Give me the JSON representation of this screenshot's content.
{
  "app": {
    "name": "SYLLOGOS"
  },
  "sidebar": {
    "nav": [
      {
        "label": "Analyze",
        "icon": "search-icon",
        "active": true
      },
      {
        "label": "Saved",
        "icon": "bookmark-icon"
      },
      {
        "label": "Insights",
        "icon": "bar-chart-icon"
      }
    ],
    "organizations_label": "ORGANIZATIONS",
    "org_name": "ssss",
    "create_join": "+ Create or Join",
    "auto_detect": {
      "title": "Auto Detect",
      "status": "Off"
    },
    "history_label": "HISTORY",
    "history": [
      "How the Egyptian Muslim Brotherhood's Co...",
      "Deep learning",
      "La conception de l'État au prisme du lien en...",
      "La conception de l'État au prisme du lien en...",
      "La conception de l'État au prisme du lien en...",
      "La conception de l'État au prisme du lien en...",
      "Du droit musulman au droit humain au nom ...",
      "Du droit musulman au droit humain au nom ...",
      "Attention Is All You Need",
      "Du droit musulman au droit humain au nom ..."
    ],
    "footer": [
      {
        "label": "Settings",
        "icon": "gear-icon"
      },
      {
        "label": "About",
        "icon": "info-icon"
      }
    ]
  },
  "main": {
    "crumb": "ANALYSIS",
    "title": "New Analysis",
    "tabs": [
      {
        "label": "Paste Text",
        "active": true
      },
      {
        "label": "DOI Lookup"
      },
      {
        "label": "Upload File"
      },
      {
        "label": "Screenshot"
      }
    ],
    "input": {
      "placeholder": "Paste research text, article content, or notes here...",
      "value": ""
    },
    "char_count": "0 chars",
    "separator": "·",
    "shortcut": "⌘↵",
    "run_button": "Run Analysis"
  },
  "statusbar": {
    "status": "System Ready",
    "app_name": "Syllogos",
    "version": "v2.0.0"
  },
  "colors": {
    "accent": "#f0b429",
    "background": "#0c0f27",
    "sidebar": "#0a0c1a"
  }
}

* EXERCISE PROMPT *
State how many lines hold the word "content". The number is the whole answer.

* OUTPUT OF THE TASK *
2